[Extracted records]
○ ○ ○ ○ ○

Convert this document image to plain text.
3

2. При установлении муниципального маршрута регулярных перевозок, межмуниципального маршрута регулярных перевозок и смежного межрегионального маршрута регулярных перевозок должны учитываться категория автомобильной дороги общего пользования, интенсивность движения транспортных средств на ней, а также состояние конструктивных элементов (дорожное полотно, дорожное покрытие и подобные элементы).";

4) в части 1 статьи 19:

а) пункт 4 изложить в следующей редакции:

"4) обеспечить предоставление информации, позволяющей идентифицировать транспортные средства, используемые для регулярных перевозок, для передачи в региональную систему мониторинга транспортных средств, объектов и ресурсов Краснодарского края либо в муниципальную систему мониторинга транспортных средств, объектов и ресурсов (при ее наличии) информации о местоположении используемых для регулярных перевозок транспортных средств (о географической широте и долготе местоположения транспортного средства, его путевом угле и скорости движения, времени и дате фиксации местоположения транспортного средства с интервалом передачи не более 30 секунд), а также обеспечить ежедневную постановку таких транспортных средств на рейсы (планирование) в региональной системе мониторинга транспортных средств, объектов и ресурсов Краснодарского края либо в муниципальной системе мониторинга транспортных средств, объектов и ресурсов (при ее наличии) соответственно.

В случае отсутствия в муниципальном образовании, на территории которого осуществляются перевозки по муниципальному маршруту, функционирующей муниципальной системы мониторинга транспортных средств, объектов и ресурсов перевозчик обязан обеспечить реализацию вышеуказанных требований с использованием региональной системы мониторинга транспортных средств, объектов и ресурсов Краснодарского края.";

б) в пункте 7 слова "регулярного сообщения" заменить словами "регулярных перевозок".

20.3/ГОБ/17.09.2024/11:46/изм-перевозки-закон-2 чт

○ ○ ○ ○ ○

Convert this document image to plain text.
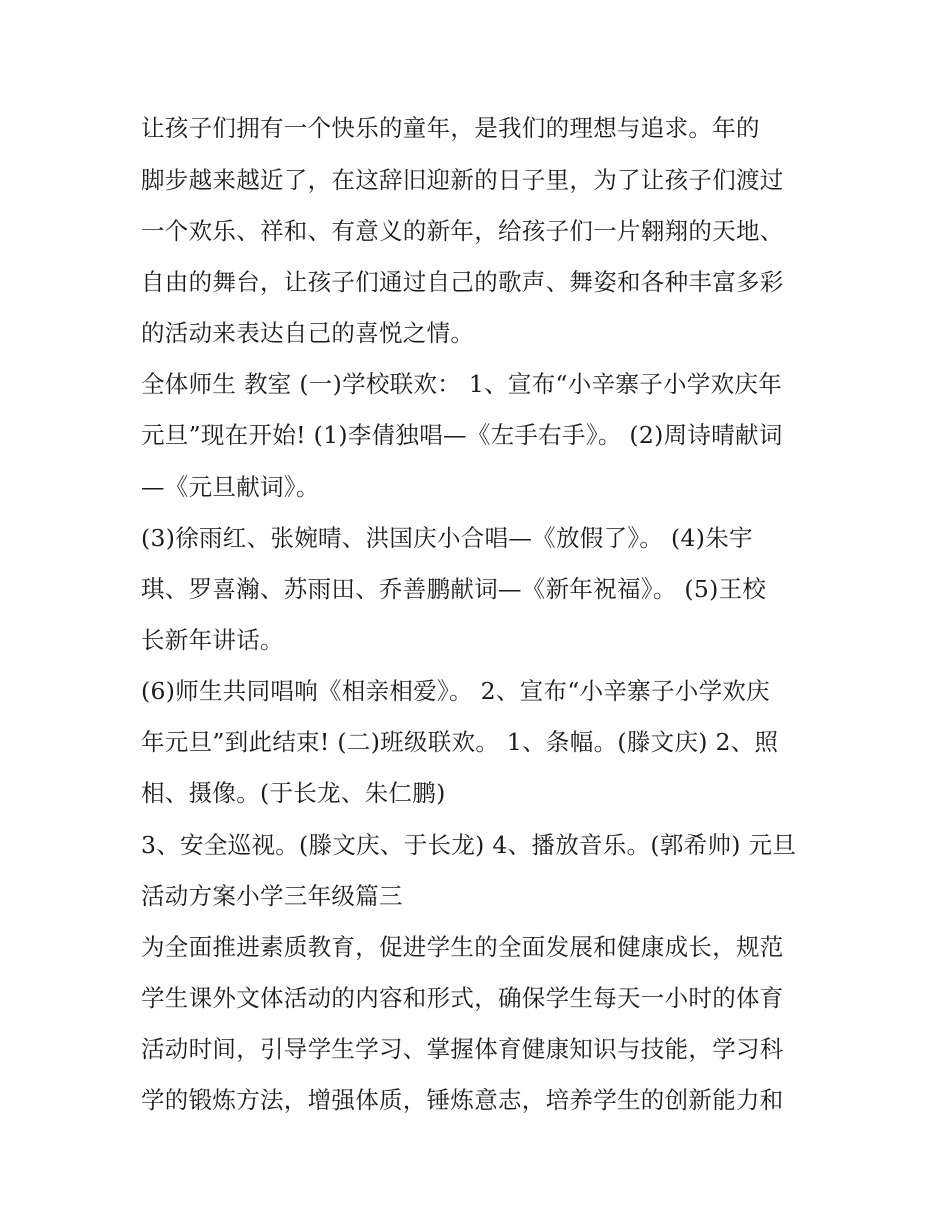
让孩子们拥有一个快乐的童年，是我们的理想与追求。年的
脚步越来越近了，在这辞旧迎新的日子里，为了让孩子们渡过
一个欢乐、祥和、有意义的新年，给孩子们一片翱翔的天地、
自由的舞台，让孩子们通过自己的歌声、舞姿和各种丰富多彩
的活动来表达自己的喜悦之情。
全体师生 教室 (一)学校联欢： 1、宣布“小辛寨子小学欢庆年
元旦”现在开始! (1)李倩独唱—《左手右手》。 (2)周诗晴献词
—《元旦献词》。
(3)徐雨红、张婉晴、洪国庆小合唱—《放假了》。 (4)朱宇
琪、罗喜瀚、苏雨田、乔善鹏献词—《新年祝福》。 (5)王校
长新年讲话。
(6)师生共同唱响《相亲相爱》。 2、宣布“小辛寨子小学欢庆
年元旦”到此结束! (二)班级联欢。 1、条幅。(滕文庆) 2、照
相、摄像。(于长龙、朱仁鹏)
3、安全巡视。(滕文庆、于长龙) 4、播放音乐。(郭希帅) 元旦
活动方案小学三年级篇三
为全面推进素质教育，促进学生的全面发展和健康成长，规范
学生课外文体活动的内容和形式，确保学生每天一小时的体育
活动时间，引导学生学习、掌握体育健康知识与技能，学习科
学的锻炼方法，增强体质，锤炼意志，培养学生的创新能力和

○ ○ ○ ○ ○

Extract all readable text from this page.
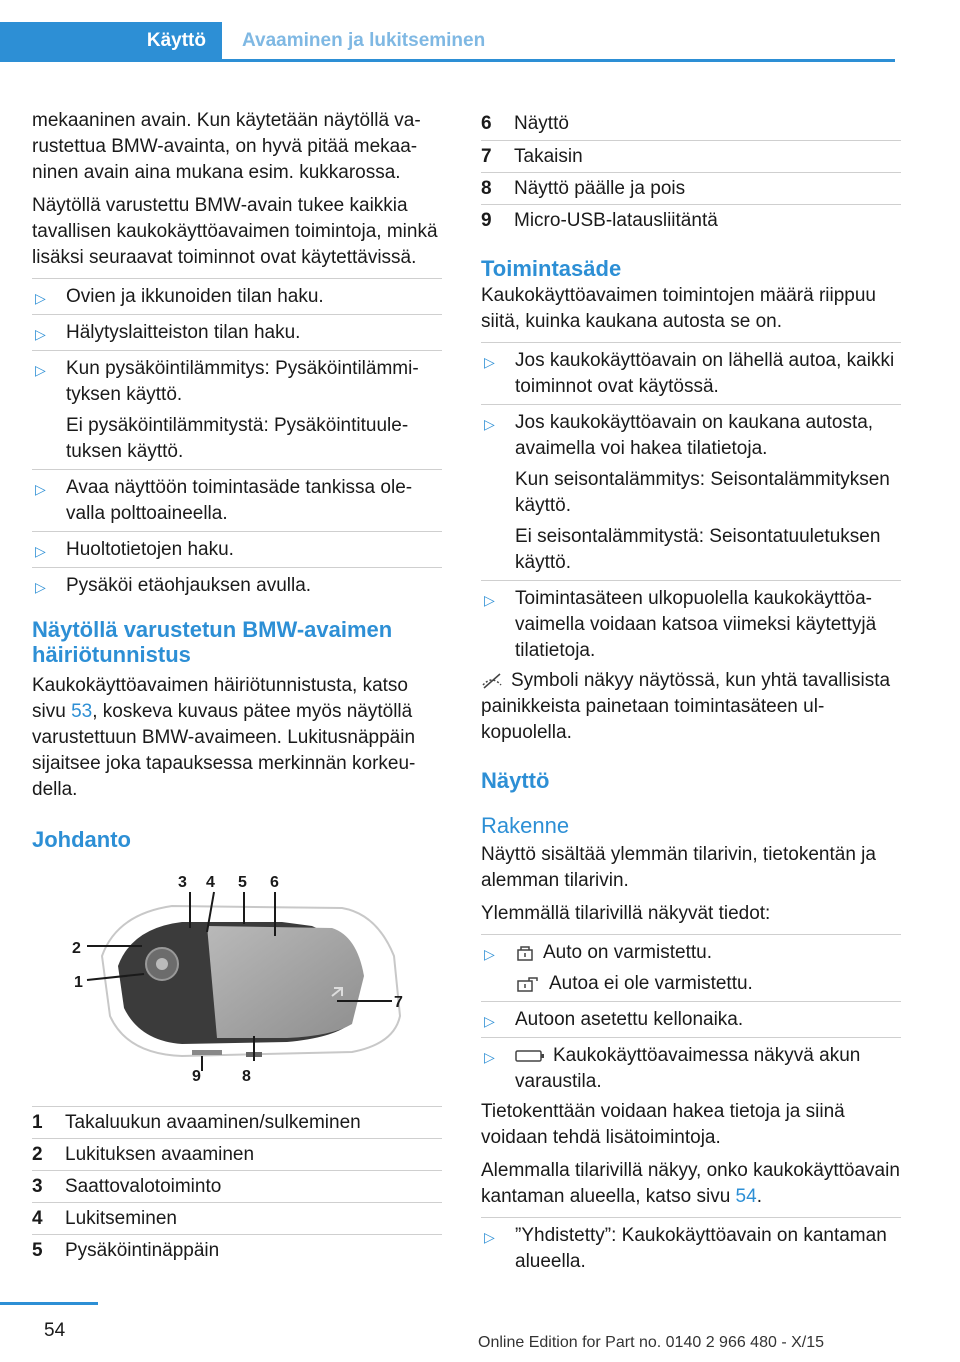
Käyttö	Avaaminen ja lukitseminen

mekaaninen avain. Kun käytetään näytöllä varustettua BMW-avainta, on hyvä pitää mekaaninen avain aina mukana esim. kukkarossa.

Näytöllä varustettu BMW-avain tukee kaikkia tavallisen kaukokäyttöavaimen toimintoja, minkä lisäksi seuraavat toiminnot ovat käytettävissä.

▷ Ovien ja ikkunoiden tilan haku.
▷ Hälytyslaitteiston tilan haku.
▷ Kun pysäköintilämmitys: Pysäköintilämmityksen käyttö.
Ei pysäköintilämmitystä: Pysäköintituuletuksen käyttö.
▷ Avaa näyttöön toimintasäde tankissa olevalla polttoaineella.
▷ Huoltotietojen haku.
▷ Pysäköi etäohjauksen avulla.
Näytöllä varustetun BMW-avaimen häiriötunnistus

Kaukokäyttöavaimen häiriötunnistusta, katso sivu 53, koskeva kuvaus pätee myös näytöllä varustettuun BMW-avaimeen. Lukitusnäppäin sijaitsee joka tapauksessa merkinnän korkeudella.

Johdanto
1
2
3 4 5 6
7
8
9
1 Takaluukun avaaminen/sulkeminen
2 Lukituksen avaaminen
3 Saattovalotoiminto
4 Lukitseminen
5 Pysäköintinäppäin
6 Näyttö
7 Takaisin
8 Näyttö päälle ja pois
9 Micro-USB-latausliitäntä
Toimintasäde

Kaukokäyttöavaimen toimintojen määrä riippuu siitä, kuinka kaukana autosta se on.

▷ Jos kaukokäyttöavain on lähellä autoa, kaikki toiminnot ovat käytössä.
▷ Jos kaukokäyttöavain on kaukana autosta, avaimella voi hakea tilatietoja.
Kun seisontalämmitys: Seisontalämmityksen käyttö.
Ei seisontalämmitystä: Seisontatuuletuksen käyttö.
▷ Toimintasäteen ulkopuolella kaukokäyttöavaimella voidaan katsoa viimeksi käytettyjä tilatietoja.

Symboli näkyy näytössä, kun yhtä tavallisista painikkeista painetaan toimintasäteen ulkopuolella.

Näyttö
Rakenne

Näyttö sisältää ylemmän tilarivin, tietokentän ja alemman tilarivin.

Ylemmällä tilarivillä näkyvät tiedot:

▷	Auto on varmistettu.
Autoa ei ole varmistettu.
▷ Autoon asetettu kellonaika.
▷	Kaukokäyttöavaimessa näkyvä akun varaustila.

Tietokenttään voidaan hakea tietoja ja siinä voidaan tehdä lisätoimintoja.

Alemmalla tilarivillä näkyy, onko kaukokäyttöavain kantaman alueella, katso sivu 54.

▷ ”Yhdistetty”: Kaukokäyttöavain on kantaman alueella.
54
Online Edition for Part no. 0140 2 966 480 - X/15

○ ○ ○ ○ ○

§ **TASK REQUIREMENTS**:
Only lines with the word "ovat" are wanted, so copy each one from the records.

§ **TASK ANSWER**:
Näytöllä varustettu BMW-avain tukee kaikkia tavallisen kaukokäyttöavaimen toimintoja, minkä lisäksi seuraavat toiminnot ovat käytettävissä.
▷ Jos kaukokäyttöavain on lähellä autoa, kaikki toiminnot ovat käytössä.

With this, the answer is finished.